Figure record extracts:
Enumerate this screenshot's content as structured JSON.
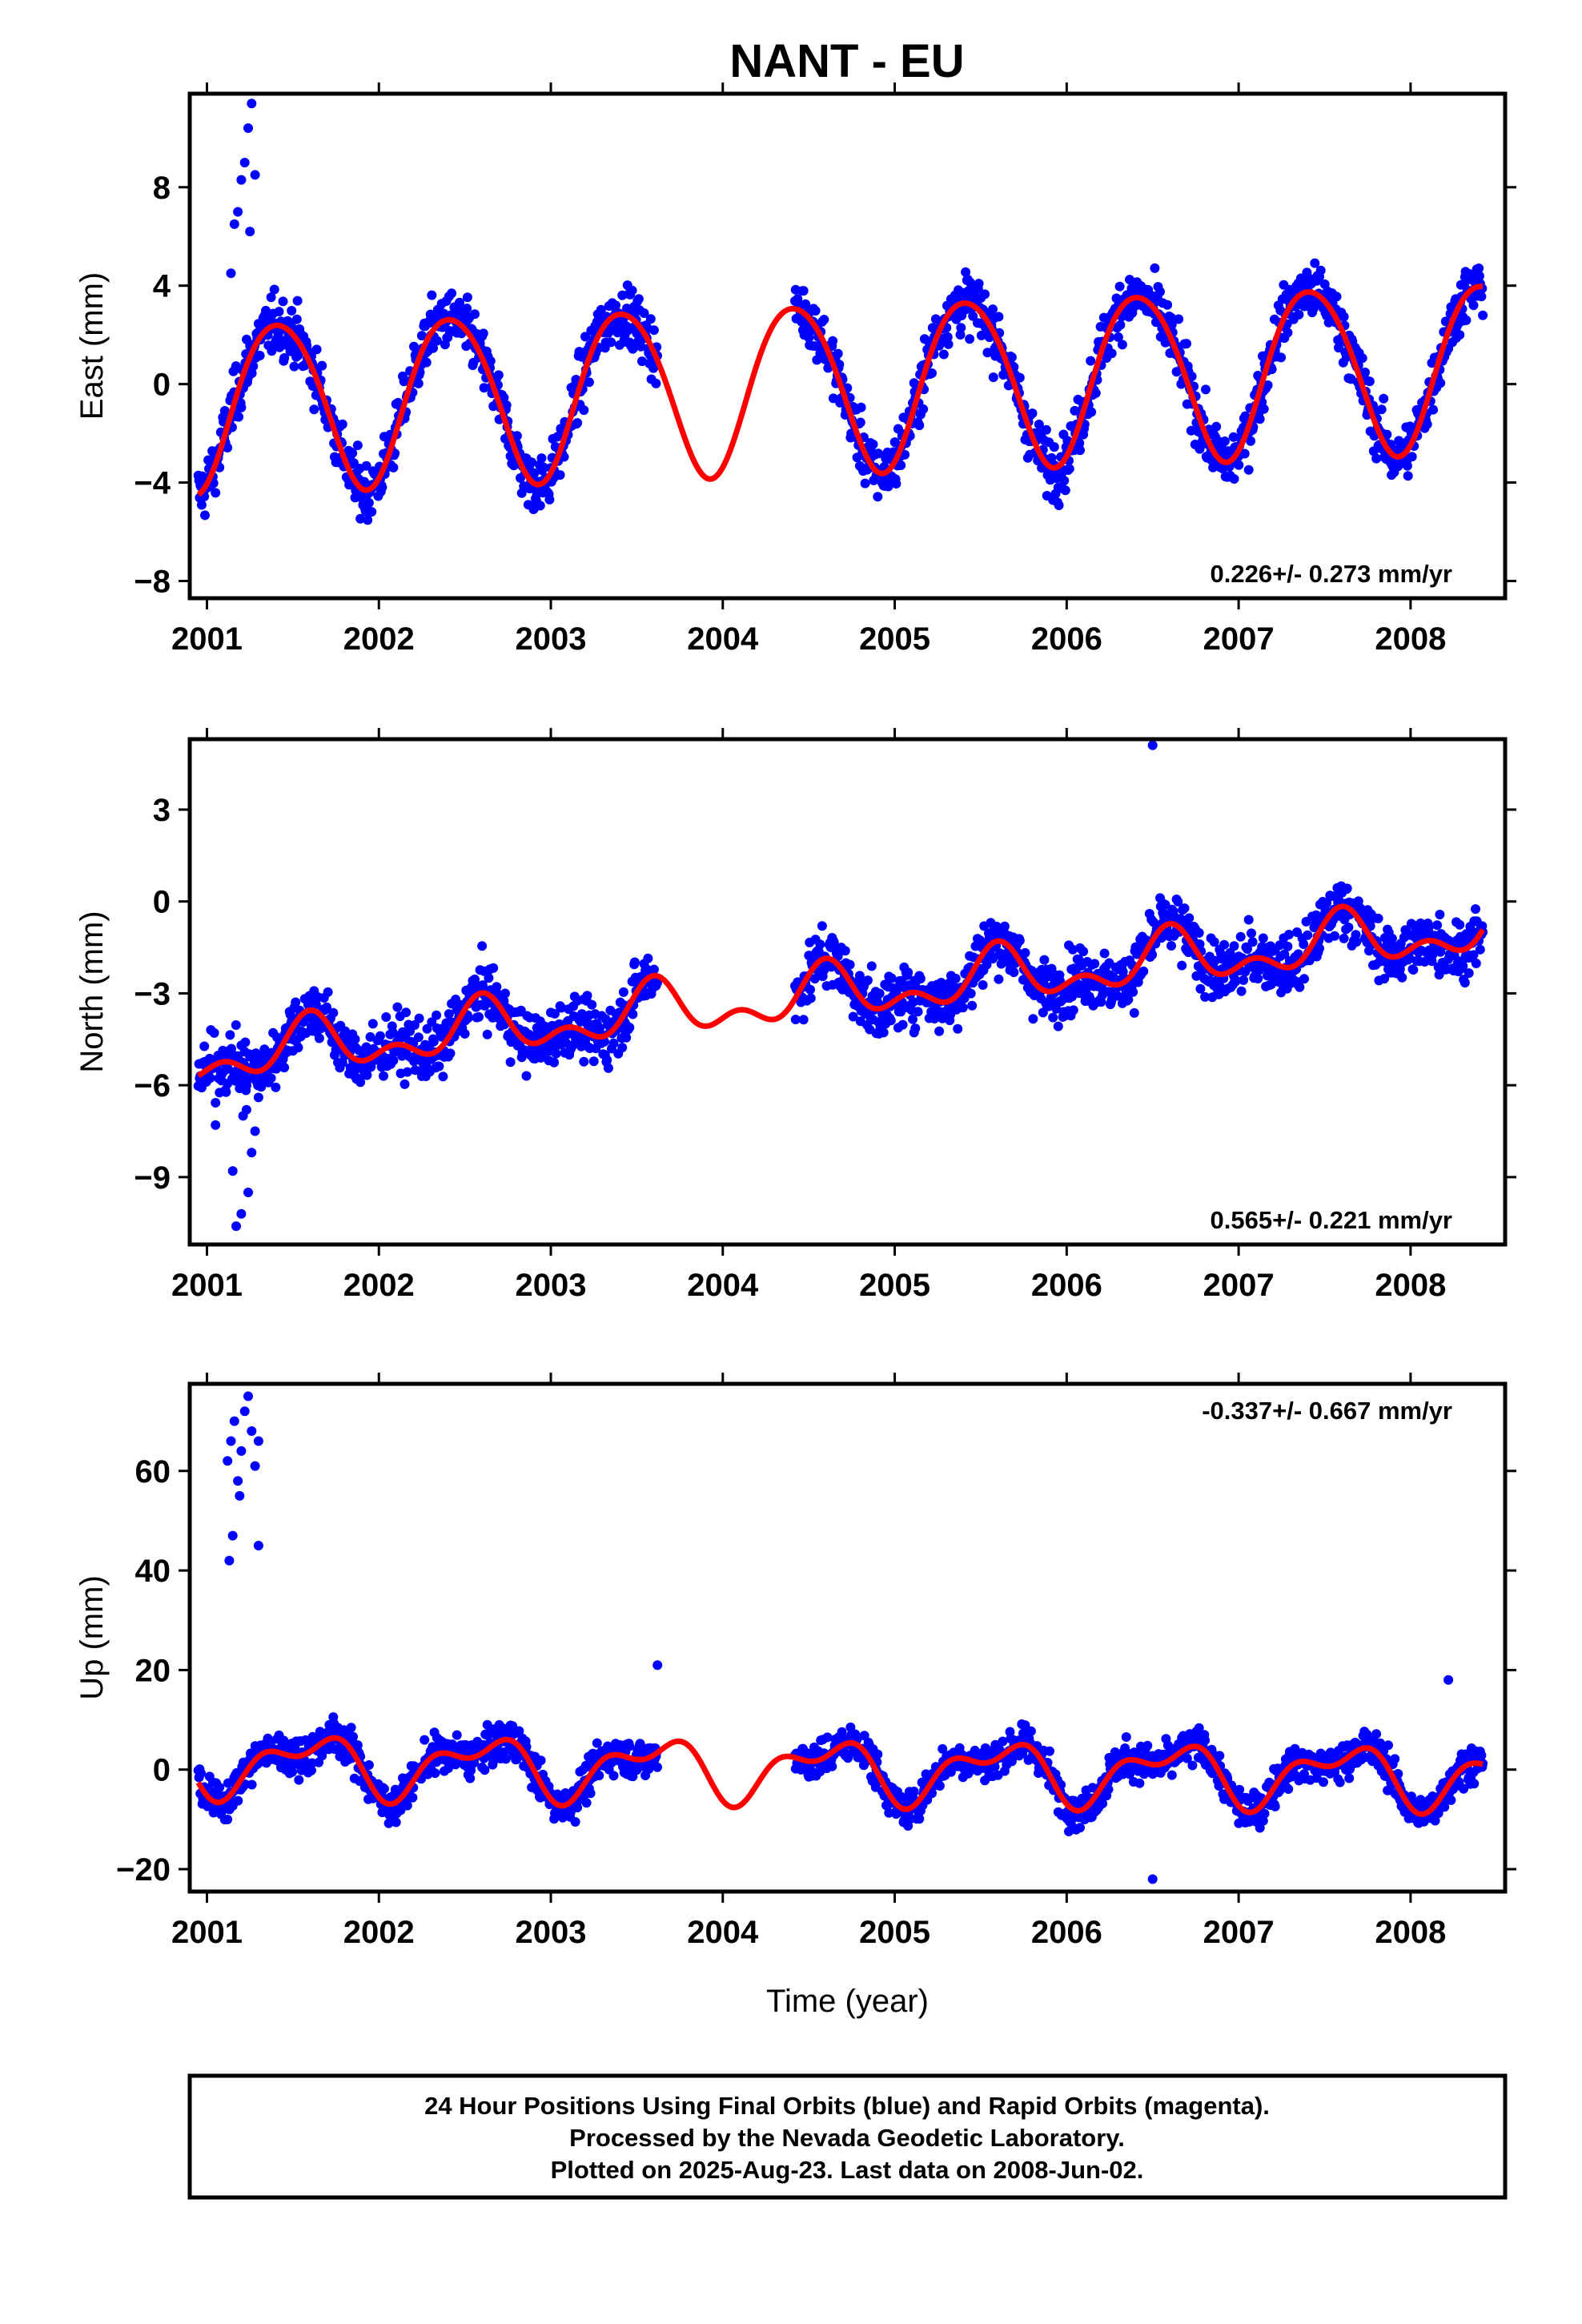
{
  "title": "NANT - EU",
  "footer": {
    "line1": "24 Hour Positions Using Final Orbits (blue) and Rapid Orbits (magenta).",
    "line2": "Processed by the Nevada Geodetic Laboratory.",
    "line3": "Plotted on 2025-Aug-23. Last data on 2008-Jun-02."
  },
  "colors": {
    "points": "#0000ff",
    "fit": "#ff0000",
    "axis": "#000000"
  },
  "chart_data": [
    {
      "type": "scatter",
      "title": "",
      "ylabel": "East (mm)",
      "xlabel": "",
      "xlim": [
        2000.9,
        2008.55
      ],
      "ylim": [
        -8.7,
        11.8
      ],
      "xticks": [
        2001,
        2002,
        2003,
        2004,
        2005,
        2006,
        2007,
        2008
      ],
      "yticks": [
        -8,
        -4,
        0,
        4,
        8
      ],
      "ytick_labels": [
        "−8",
        "−4",
        "0",
        "4",
        "8"
      ],
      "rate_text": "0.226+/- 0.273 mm/yr",
      "rate_position": "bottom-right",
      "grid": false,
      "segments": [
        [
          2000.95,
          2003.62
        ],
        [
          2004.42,
          2008.42
        ]
      ],
      "fit": {
        "mean": 0.0,
        "trend": 0.226,
        "amp": 3.4,
        "peak": 0.42,
        "semi_amp": 0.3,
        "semi_peak": 0.2
      },
      "outliers": [
        {
          "x": 2001.16,
          "y": 6.5
        },
        {
          "x": 2001.18,
          "y": 7.0
        },
        {
          "x": 2001.2,
          "y": 8.3
        },
        {
          "x": 2001.22,
          "y": 9.0
        },
        {
          "x": 2001.24,
          "y": 10.4
        },
        {
          "x": 2001.26,
          "y": 11.4
        },
        {
          "x": 2001.28,
          "y": 8.5
        },
        {
          "x": 2001.14,
          "y": 4.5
        },
        {
          "x": 2001.25,
          "y": 6.2
        }
      ],
      "noise": 1.1
    },
    {
      "type": "scatter",
      "title": "",
      "ylabel": "North (mm)",
      "xlabel": "",
      "xlim": [
        2000.9,
        2008.55
      ],
      "ylim": [
        -11.2,
        5.3
      ],
      "xticks": [
        2001,
        2002,
        2003,
        2004,
        2005,
        2006,
        2007,
        2008
      ],
      "yticks": [
        -9,
        -6,
        -3,
        0,
        3
      ],
      "ytick_labels": [
        "−9",
        "−6",
        "−3",
        "0",
        "3"
      ],
      "rate_text": "0.565+/- 0.221 mm/yr",
      "rate_position": "bottom-right",
      "grid": false,
      "segments": [
        [
          2000.95,
          2003.62
        ],
        [
          2004.42,
          2008.42
        ]
      ],
      "fit": {
        "mean": -3.0,
        "trend": 0.565,
        "amp": 0.7,
        "peak": 0.6,
        "semi_amp": 0.5,
        "semi_peak": 0.1
      },
      "outliers": [
        {
          "x": 2001.05,
          "y": -7.3
        },
        {
          "x": 2001.15,
          "y": -8.8
        },
        {
          "x": 2001.17,
          "y": -10.6
        },
        {
          "x": 2001.2,
          "y": -10.2
        },
        {
          "x": 2001.24,
          "y": -9.5
        },
        {
          "x": 2001.26,
          "y": -8.2
        },
        {
          "x": 2001.23,
          "y": -6.8
        },
        {
          "x": 2001.21,
          "y": -7.0
        },
        {
          "x": 2001.19,
          "y": -6.1
        },
        {
          "x": 2001.18,
          "y": -5.5
        },
        {
          "x": 2001.28,
          "y": -7.5
        },
        {
          "x": 2001.3,
          "y": -6.4
        },
        {
          "x": 2001.1,
          "y": -5.0
        },
        {
          "x": 2005.45,
          "y": -3.4
        },
        {
          "x": 2006.5,
          "y": 5.1
        }
      ],
      "noise": 0.9
    },
    {
      "type": "scatter",
      "title": "",
      "ylabel": "Up (mm)",
      "xlabel": "Time (year)",
      "xlim": [
        2000.9,
        2008.55
      ],
      "ylim": [
        -24.5,
        77.5
      ],
      "xticks": [
        2001,
        2002,
        2003,
        2004,
        2005,
        2006,
        2007,
        2008
      ],
      "yticks": [
        -20,
        0,
        20,
        40,
        60
      ],
      "ytick_labels": [
        "−20",
        "0",
        "20",
        "40",
        "60"
      ],
      "rate_text": "-0.337+/- 0.667 mm/yr",
      "rate_position": "top-right",
      "grid": false,
      "segments": [
        [
          2000.95,
          2003.62
        ],
        [
          2004.42,
          2008.42
        ]
      ],
      "fit": {
        "mean": 0.0,
        "trend": -0.337,
        "amp": 5.0,
        "peak": 0.6,
        "semi_amp": 3.0,
        "semi_peak": 0.3
      },
      "outliers": [
        {
          "x": 2001.12,
          "y": 62
        },
        {
          "x": 2001.14,
          "y": 66
        },
        {
          "x": 2001.16,
          "y": 70
        },
        {
          "x": 2001.18,
          "y": 58
        },
        {
          "x": 2001.2,
          "y": 64
        },
        {
          "x": 2001.22,
          "y": 72
        },
        {
          "x": 2001.24,
          "y": 75
        },
        {
          "x": 2001.26,
          "y": 68
        },
        {
          "x": 2001.28,
          "y": 61
        },
        {
          "x": 2001.3,
          "y": 66
        },
        {
          "x": 2001.13,
          "y": 42
        },
        {
          "x": 2001.15,
          "y": 47
        },
        {
          "x": 2001.3,
          "y": 45
        },
        {
          "x": 2001.19,
          "y": 55
        },
        {
          "x": 2003.62,
          "y": 21
        },
        {
          "x": 2006.5,
          "y": -22
        },
        {
          "x": 2008.22,
          "y": 18
        }
      ],
      "noise": 3.5
    }
  ]
}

◆ What is asked ◆
Take the entries shown above and quote them verbatim, passing over the pictures.

◆ The result ◆
Enumerate this screenshot's content as structured JSON.
{
  "title": "NANT - EU",
  "footer": {
    "line1": "24 Hour Positions Using Final Orbits (blue) and Rapid Orbits (magenta).",
    "line2": "Processed by the Nevada Geodetic Laboratory.",
    "line3": "Plotted on 2025-Aug-23. Last data on 2008-Jun-02."
  },
  "colors": {
    "points": "#0000ff",
    "fit": "#ff0000",
    "axis": "#000000"
  },
  "chart_data": [
    {
      "type": "scatter",
      "title": "",
      "ylabel": "East (mm)",
      "xlabel": "",
      "xlim": [
        2000.9,
        2008.55
      ],
      "ylim": [
        -8.7,
        11.8
      ],
      "xticks": [
        2001,
        2002,
        2003,
        2004,
        2005,
        2006,
        2007,
        2008
      ],
      "yticks": [
        -8,
        -4,
        0,
        4,
        8
      ],
      "ytick_labels": [
        "−8",
        "−4",
        "0",
        "4",
        "8"
      ],
      "rate_text": "0.226+/- 0.273 mm/yr",
      "rate_position": "bottom-right",
      "grid": false,
      "segments": [
        [
          2000.95,
          2003.62
        ],
        [
          2004.42,
          2008.42
        ]
      ],
      "fit": {
        "mean": 0.0,
        "trend": 0.226,
        "amp": 3.4,
        "peak": 0.42,
        "semi_amp": 0.3,
        "semi_peak": 0.2
      },
      "outliers": [
        {
          "x": 2001.16,
          "y": 6.5
        },
        {
          "x": 2001.18,
          "y": 7.0
        },
        {
          "x": 2001.2,
          "y": 8.3
        },
        {
          "x": 2001.22,
          "y": 9.0
        },
        {
          "x": 2001.24,
          "y": 10.4
        },
        {
          "x": 2001.26,
          "y": 11.4
        },
        {
          "x": 2001.28,
          "y": 8.5
        },
        {
          "x": 2001.14,
          "y": 4.5
        },
        {
          "x": 2001.25,
          "y": 6.2
        }
      ],
      "noise": 1.1
    },
    {
      "type": "scatter",
      "title": "",
      "ylabel": "North (mm)",
      "xlabel": "",
      "xlim": [
        2000.9,
        2008.55
      ],
      "ylim": [
        -11.2,
        5.3
      ],
      "xticks": [
        2001,
        2002,
        2003,
        2004,
        2005,
        2006,
        2007,
        2008
      ],
      "yticks": [
        -9,
        -6,
        -3,
        0,
        3
      ],
      "ytick_labels": [
        "−9",
        "−6",
        "−3",
        "0",
        "3"
      ],
      "rate_text": "0.565+/- 0.221 mm/yr",
      "rate_position": "bottom-right",
      "grid": false,
      "segments": [
        [
          2000.95,
          2003.62
        ],
        [
          2004.42,
          2008.42
        ]
      ],
      "fit": {
        "mean": -3.0,
        "trend": 0.565,
        "amp": 0.7,
        "peak": 0.6,
        "semi_amp": 0.5,
        "semi_peak": 0.1
      },
      "outliers": [
        {
          "x": 2001.05,
          "y": -7.3
        },
        {
          "x": 2001.15,
          "y": -8.8
        },
        {
          "x": 2001.17,
          "y": -10.6
        },
        {
          "x": 2001.2,
          "y": -10.2
        },
        {
          "x": 2001.24,
          "y": -9.5
        },
        {
          "x": 2001.26,
          "y": -8.2
        },
        {
          "x": 2001.23,
          "y": -6.8
        },
        {
          "x": 2001.21,
          "y": -7.0
        },
        {
          "x": 2001.19,
          "y": -6.1
        },
        {
          "x": 2001.18,
          "y": -5.5
        },
        {
          "x": 2001.28,
          "y": -7.5
        },
        {
          "x": 2001.3,
          "y": -6.4
        },
        {
          "x": 2001.1,
          "y": -5.0
        },
        {
          "x": 2005.45,
          "y": -3.4
        },
        {
          "x": 2006.5,
          "y": 5.1
        }
      ],
      "noise": 0.9
    },
    {
      "type": "scatter",
      "title": "",
      "ylabel": "Up (mm)",
      "xlabel": "Time (year)",
      "xlim": [
        2000.9,
        2008.55
      ],
      "ylim": [
        -24.5,
        77.5
      ],
      "xticks": [
        2001,
        2002,
        2003,
        2004,
        2005,
        2006,
        2007,
        2008
      ],
      "yticks": [
        -20,
        0,
        20,
        40,
        60
      ],
      "ytick_labels": [
        "−20",
        "0",
        "20",
        "40",
        "60"
      ],
      "rate_text": "-0.337+/- 0.667 mm/yr",
      "rate_position": "top-right",
      "grid": false,
      "segments": [
        [
          2000.95,
          2003.62
        ],
        [
          2004.42,
          2008.42
        ]
      ],
      "fit": {
        "mean": 0.0,
        "trend": -0.337,
        "amp": 5.0,
        "peak": 0.6,
        "semi_amp": 3.0,
        "semi_peak": 0.3
      },
      "outliers": [
        {
          "x": 2001.12,
          "y": 62
        },
        {
          "x": 2001.14,
          "y": 66
        },
        {
          "x": 2001.16,
          "y": 70
        },
        {
          "x": 2001.18,
          "y": 58
        },
        {
          "x": 2001.2,
          "y": 64
        },
        {
          "x": 2001.22,
          "y": 72
        },
        {
          "x": 2001.24,
          "y": 75
        },
        {
          "x": 2001.26,
          "y": 68
        },
        {
          "x": 2001.28,
          "y": 61
        },
        {
          "x": 2001.3,
          "y": 66
        },
        {
          "x": 2001.13,
          "y": 42
        },
        {
          "x": 2001.15,
          "y": 47
        },
        {
          "x": 2001.3,
          "y": 45
        },
        {
          "x": 2001.19,
          "y": 55
        },
        {
          "x": 2003.62,
          "y": 21
        },
        {
          "x": 2006.5,
          "y": -22
        },
        {
          "x": 2008.22,
          "y": 18
        }
      ],
      "noise": 3.5
    }
  ]
}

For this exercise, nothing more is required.